## To do
Which lines in the records below contain the word "text"? Copy each one out.

## Dataset
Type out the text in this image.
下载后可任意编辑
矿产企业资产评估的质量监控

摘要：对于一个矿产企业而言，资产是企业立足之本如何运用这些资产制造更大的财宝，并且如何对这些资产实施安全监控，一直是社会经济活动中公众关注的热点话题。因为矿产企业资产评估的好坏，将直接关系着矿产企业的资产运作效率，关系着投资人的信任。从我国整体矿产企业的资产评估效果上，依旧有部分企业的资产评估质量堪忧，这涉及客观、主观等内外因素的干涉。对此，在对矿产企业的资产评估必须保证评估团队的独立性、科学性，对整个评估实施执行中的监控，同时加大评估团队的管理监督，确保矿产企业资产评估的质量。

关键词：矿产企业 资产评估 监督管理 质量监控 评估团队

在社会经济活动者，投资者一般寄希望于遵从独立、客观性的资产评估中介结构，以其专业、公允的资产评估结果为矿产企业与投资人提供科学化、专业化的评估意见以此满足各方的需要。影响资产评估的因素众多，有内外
...
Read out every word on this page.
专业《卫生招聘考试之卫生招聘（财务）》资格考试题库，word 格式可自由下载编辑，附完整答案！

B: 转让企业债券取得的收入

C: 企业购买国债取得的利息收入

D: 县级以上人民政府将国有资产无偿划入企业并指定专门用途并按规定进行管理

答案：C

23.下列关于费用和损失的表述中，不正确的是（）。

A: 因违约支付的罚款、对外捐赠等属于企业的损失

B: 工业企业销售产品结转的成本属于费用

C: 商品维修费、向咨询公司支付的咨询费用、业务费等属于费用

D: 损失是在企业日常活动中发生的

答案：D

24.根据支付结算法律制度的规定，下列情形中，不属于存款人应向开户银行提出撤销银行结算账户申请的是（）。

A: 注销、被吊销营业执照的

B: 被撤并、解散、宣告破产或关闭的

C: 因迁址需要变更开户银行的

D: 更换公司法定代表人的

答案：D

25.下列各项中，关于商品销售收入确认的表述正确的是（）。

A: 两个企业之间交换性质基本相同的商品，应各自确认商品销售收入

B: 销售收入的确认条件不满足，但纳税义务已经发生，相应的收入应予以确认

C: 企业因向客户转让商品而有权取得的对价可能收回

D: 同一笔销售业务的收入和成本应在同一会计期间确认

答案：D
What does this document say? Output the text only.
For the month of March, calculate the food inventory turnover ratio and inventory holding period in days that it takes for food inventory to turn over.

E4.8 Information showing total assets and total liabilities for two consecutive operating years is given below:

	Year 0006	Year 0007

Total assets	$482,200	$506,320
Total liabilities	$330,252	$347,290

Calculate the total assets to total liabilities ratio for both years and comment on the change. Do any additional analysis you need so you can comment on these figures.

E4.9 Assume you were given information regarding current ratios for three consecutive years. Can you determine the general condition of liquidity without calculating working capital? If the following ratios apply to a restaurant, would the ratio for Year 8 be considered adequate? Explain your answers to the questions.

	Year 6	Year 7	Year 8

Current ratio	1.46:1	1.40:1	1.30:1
==
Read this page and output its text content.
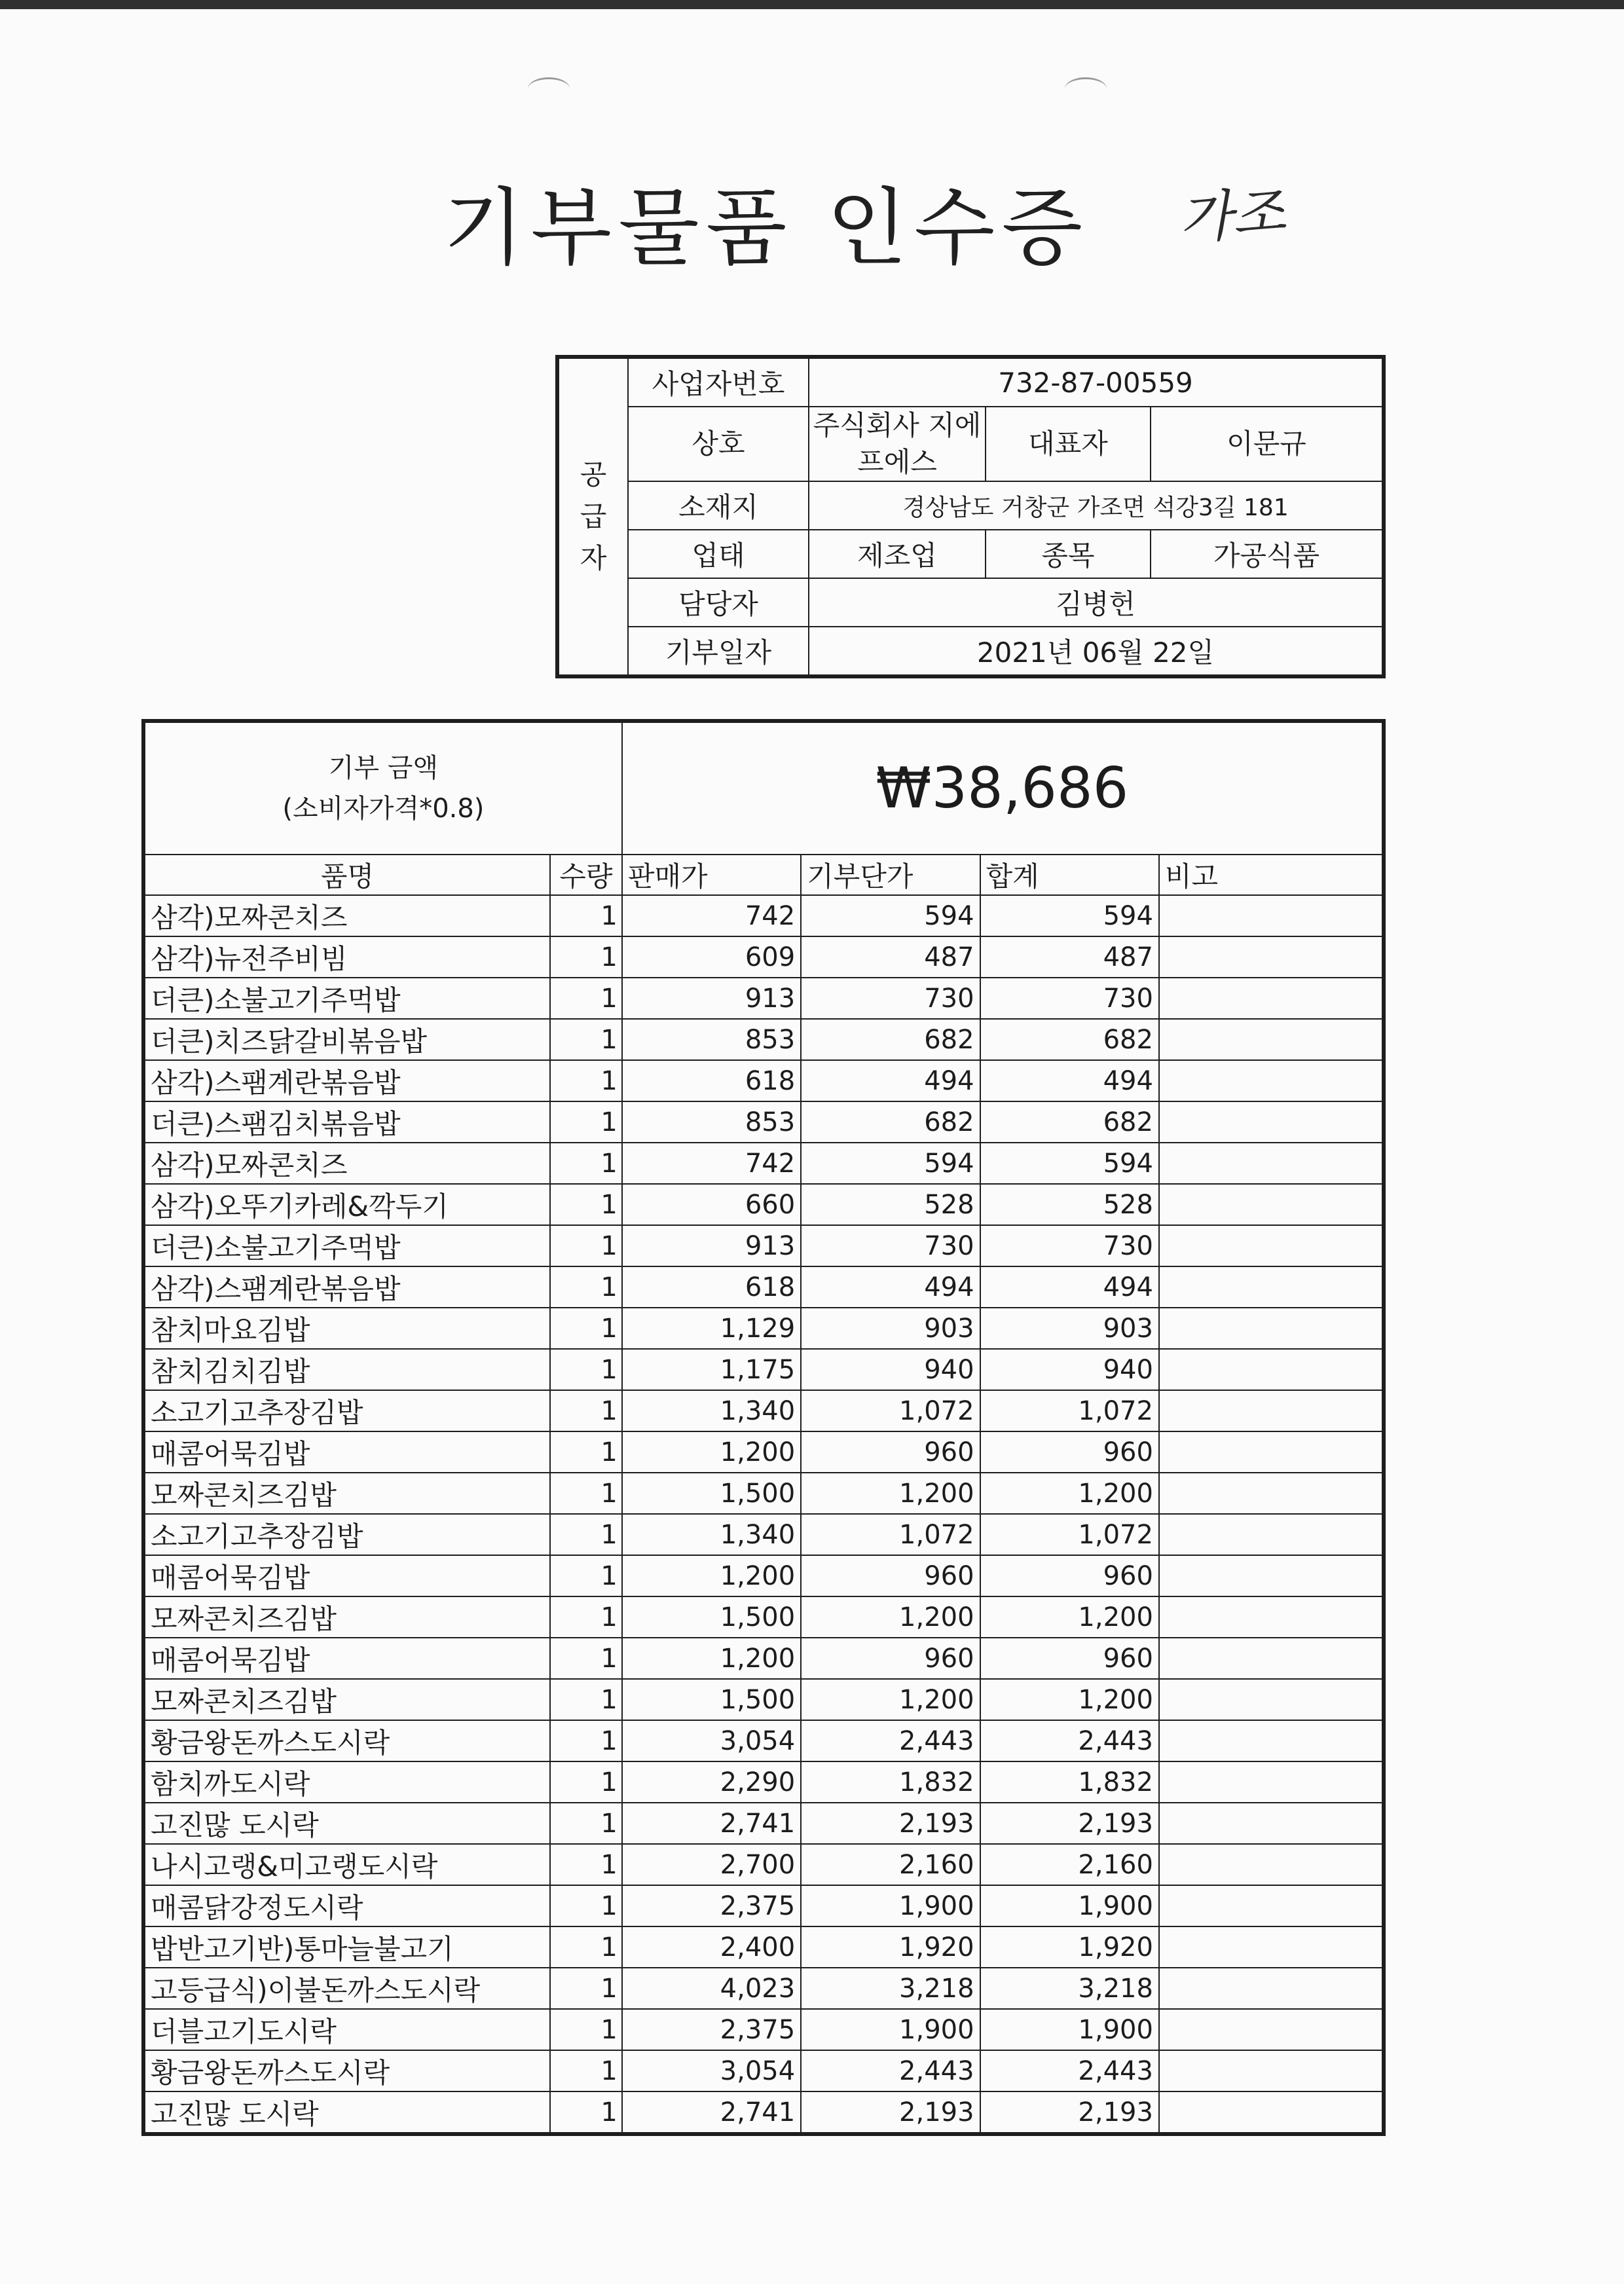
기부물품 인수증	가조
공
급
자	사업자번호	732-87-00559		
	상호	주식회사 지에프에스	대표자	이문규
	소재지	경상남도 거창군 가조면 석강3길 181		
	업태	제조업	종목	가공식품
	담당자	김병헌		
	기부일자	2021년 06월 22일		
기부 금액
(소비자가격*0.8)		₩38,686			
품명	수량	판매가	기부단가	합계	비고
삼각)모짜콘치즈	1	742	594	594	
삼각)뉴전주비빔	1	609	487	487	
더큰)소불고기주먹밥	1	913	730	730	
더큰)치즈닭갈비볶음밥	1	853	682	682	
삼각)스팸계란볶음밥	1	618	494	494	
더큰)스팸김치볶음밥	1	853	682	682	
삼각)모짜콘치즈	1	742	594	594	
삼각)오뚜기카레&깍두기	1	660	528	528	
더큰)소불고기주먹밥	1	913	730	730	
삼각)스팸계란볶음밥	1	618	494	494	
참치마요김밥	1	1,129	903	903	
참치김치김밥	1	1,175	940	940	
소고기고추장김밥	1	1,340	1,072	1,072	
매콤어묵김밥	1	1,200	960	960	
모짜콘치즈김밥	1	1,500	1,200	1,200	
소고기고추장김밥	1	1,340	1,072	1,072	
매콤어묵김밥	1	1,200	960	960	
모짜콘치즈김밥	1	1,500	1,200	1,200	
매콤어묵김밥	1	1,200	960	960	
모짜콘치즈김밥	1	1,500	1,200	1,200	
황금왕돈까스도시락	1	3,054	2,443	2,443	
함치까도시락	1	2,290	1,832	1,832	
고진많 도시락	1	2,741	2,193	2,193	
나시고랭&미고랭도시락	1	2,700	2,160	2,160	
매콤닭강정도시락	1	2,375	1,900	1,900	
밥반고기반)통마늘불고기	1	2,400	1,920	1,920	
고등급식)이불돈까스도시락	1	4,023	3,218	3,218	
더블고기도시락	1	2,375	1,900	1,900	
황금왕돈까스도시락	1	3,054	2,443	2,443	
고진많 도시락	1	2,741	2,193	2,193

## Answer to the exercise
Type out the text in this image.
What does this document say? Output the text only.
Read this page and output its text content.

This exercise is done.